Work to do:
Check each line of the material below, and copy it if it holds the string "Staff".

·····

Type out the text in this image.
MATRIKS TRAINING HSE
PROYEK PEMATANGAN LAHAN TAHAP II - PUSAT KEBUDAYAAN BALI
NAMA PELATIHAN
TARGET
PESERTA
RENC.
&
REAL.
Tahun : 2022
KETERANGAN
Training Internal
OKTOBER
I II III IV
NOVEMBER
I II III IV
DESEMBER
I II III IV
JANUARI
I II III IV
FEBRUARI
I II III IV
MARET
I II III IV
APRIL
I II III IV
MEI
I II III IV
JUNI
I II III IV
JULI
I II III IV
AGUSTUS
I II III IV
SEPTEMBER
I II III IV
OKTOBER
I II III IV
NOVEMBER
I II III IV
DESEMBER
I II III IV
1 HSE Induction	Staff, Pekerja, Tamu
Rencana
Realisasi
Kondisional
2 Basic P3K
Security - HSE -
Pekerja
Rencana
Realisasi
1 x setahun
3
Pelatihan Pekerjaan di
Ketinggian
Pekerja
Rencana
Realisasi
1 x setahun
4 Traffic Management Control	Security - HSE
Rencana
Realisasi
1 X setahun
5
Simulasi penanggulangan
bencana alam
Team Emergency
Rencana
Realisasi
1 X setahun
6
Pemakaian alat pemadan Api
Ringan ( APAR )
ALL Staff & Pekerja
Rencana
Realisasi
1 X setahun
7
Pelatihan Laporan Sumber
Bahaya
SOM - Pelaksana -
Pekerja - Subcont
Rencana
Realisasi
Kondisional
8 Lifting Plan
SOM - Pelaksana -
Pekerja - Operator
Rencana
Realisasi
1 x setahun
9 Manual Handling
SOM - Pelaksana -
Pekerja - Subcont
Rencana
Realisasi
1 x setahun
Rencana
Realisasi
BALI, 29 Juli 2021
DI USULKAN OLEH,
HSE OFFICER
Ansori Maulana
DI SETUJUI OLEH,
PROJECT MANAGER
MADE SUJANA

·····

Task response:
1 HSE Induction	Staff, Pekerja, Tamu
ALL Staff & Pekerja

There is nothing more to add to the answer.